[Einträge aus einem Datensatz]
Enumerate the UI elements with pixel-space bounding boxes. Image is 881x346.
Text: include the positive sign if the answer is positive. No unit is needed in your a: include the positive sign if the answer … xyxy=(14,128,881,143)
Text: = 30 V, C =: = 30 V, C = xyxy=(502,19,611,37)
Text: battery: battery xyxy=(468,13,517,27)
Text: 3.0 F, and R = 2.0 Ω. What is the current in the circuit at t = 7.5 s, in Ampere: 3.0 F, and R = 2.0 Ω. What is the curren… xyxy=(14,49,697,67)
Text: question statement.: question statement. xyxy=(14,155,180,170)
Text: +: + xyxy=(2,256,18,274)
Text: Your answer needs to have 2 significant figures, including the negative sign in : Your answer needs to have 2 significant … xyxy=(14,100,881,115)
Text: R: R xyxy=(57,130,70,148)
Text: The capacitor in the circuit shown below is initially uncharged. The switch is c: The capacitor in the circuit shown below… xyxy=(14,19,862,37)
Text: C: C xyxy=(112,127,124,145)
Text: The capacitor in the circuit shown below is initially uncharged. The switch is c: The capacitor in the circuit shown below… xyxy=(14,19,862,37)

[Aufgabenstellung] Gib sämtliche Einträge von oben Zeile für Zeile unverändert wieder.

[Ergebnis der Übung]
Enumerate the UI elements with pixel-space bounding boxes. Image is 881x346.
Text: include the positive sign if the answer is positive. No unit is needed in your a: include the positive sign if the answer … xyxy=(14,128,881,143)
Text: = 30 V, C =: = 30 V, C = xyxy=(502,19,611,37)
Text: battery: battery xyxy=(468,13,517,27)
Text: 3.0 F, and R = 2.0 Ω. What is the current in the circuit at t = 7.5 s, in Ampere: 3.0 F, and R = 2.0 Ω. What is the curren… xyxy=(14,49,697,67)
Text: question statement.: question statement. xyxy=(14,155,180,170)
Text: +: + xyxy=(2,256,18,274)
Text: Your answer needs to have 2 significant figures, including the negative sign in : Your answer needs to have 2 significant … xyxy=(14,100,881,115)
Text: R: R xyxy=(57,130,70,148)
Text: The capacitor in the circuit shown below is initially uncharged. The switch is c: The capacitor in the circuit shown below… xyxy=(14,19,862,37)
Text: C: C xyxy=(112,127,124,145)
Text: The capacitor in the circuit shown below is initially uncharged. The switch is c: The capacitor in the circuit shown below… xyxy=(14,19,862,37)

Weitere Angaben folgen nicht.